BRIEF: Copy each line of the following material that has the string "title".

EXERCISE MATERIALS:

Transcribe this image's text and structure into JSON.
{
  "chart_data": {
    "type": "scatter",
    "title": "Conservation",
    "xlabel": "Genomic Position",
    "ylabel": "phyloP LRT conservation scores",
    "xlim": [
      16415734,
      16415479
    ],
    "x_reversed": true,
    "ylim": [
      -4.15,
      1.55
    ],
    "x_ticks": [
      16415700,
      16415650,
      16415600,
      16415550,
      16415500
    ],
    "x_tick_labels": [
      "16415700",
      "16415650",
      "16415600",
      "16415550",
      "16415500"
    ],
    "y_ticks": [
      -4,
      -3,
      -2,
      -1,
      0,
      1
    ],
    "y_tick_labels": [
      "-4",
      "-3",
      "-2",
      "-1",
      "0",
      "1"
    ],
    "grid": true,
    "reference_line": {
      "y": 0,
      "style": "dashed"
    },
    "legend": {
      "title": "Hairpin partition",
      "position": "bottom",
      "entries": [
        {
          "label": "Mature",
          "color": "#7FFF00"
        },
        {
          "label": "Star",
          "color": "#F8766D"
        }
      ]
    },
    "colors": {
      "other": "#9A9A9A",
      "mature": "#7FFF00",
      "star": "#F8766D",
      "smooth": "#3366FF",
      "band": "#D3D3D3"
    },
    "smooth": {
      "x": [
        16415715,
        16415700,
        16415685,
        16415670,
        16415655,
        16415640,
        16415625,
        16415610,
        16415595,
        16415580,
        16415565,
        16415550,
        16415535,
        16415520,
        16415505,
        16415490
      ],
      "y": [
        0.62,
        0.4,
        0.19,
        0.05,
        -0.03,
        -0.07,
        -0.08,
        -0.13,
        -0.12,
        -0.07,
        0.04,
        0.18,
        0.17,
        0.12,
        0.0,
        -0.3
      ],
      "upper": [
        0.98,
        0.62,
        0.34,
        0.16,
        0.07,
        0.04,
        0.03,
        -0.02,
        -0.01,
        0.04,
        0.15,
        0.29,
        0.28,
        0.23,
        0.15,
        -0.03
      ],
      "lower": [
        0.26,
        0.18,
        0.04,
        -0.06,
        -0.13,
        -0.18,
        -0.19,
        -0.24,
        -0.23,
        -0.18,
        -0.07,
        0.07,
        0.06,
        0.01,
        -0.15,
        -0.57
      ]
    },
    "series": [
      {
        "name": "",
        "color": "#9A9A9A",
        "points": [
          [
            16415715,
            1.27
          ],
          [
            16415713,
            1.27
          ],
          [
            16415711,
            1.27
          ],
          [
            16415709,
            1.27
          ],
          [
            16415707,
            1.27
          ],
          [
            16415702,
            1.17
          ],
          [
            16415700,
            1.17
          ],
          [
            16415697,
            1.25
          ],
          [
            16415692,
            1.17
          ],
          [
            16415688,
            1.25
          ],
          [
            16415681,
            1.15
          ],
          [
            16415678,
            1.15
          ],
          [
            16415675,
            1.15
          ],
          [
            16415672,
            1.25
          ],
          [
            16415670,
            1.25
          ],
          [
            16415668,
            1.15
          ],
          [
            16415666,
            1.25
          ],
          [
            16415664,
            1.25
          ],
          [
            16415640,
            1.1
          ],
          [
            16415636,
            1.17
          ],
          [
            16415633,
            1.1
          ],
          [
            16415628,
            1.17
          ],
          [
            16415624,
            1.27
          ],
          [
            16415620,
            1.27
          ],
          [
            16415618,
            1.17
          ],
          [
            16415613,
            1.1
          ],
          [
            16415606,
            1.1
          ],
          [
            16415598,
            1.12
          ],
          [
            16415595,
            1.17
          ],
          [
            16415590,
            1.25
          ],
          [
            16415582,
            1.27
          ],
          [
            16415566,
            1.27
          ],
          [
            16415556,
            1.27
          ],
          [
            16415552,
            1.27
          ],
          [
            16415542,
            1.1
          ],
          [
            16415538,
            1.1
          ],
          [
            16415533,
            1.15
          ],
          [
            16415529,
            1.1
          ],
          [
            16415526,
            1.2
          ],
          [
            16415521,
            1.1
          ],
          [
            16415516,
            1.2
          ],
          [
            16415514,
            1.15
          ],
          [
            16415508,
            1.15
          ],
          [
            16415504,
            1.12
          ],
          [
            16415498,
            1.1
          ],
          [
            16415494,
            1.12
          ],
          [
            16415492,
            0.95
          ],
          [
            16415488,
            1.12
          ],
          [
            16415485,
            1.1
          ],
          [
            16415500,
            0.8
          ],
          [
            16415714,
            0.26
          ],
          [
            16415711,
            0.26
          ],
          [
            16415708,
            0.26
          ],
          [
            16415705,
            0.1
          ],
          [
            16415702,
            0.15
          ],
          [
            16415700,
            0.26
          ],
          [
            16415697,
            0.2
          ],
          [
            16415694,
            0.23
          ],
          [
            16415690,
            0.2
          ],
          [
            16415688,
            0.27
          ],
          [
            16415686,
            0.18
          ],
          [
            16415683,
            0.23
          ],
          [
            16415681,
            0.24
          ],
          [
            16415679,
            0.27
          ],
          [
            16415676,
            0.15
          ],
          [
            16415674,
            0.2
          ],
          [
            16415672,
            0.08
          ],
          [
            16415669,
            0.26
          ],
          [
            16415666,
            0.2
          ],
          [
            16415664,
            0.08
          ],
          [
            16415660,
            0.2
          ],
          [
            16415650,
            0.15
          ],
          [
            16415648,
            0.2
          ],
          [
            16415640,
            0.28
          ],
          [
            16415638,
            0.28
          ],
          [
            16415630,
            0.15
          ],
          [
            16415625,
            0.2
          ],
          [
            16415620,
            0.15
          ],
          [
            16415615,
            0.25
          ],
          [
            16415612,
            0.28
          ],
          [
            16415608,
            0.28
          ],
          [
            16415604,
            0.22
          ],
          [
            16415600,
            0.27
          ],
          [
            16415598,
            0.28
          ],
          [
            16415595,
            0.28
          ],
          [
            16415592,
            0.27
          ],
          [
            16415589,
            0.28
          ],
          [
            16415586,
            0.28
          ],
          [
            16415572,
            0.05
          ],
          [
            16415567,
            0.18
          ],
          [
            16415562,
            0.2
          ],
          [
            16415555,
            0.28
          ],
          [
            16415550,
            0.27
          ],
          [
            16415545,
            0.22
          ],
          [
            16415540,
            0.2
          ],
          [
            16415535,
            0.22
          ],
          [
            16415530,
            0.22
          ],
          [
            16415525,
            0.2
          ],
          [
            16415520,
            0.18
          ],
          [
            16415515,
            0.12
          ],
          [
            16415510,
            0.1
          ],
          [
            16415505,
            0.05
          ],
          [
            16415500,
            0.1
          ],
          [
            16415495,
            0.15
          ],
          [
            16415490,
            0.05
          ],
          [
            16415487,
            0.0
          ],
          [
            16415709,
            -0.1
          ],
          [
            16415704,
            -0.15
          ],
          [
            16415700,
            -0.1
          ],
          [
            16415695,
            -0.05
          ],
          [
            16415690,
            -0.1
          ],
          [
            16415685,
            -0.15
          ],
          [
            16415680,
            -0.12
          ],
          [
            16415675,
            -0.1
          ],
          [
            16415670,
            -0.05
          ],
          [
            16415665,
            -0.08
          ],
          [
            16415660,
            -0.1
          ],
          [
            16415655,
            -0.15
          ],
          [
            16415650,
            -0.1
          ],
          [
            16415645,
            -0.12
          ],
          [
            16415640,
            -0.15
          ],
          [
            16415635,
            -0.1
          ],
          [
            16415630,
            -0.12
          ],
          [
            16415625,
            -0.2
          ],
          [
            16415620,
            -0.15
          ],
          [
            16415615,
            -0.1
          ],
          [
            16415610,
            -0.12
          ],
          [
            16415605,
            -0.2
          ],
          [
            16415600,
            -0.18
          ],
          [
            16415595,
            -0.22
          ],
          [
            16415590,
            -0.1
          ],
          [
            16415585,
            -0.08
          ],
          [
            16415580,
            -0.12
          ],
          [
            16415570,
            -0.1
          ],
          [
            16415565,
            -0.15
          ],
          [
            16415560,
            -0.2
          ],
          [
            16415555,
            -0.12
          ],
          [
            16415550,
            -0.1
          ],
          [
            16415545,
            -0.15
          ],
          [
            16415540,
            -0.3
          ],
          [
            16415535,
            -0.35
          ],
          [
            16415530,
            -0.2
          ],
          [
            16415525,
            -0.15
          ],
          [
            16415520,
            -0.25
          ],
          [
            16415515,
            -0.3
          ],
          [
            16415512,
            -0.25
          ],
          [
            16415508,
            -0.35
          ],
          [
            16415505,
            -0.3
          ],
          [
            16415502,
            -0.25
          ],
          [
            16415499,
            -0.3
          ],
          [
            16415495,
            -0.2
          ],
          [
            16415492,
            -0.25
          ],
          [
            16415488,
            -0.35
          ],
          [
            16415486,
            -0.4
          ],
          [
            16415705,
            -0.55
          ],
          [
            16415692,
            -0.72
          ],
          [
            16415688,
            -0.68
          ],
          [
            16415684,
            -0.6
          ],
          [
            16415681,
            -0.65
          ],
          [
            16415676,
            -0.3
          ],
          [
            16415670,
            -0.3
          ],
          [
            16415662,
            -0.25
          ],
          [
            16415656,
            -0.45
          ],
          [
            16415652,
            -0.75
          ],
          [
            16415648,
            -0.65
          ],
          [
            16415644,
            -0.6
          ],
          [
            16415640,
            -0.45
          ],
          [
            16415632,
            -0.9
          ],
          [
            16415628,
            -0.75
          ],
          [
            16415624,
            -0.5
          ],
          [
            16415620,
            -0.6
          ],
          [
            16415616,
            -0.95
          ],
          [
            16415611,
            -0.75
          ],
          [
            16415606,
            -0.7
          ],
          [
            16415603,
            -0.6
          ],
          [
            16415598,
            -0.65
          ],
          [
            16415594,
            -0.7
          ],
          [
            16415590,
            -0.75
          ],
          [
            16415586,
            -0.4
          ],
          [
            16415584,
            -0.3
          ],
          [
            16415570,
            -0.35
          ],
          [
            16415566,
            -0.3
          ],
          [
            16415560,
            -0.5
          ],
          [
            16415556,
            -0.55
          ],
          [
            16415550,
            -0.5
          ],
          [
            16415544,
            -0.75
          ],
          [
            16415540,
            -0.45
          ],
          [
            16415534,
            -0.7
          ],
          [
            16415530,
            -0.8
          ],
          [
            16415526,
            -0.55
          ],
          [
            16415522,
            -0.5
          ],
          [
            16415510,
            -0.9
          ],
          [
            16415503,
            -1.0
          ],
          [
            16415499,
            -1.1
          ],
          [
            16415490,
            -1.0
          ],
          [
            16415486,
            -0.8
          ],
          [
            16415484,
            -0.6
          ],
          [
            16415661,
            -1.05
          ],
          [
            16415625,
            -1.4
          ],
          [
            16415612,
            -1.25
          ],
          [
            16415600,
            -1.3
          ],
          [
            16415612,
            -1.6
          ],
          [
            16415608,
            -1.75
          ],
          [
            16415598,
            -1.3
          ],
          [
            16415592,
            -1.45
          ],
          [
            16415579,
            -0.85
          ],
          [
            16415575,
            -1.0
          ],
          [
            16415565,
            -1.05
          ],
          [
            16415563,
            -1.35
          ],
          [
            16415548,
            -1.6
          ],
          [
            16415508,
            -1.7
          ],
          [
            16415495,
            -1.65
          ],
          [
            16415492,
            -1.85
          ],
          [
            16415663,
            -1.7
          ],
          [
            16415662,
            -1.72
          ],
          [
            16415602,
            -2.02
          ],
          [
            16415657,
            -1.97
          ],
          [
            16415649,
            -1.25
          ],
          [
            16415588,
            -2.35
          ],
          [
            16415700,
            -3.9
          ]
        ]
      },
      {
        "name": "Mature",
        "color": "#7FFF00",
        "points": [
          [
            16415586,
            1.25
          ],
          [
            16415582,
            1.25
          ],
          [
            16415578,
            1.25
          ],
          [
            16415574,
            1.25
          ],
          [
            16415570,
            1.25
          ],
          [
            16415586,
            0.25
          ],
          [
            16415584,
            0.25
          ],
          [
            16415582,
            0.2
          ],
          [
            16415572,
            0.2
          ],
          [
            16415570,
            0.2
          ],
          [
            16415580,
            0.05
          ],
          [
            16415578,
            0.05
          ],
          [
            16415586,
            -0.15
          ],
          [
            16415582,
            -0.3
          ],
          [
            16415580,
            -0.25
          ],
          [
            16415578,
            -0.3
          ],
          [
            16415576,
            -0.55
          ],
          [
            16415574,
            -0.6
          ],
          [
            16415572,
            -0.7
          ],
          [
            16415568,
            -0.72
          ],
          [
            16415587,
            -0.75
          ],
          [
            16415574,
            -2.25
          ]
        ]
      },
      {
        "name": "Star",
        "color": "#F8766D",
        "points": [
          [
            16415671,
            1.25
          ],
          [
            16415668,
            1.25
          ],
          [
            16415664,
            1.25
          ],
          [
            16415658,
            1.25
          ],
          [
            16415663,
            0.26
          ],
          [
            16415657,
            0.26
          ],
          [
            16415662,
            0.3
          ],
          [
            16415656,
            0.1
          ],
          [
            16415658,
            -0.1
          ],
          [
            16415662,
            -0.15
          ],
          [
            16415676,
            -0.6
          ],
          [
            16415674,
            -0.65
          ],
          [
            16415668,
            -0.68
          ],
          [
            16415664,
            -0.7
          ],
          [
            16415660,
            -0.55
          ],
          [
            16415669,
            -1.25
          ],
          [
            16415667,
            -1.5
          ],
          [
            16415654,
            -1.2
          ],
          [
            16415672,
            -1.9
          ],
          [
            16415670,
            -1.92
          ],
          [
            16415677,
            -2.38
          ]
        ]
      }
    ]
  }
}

RESPONSE TO THE EXERCISE:
    "title": "Conservation",
      "title": "Hairpin partition",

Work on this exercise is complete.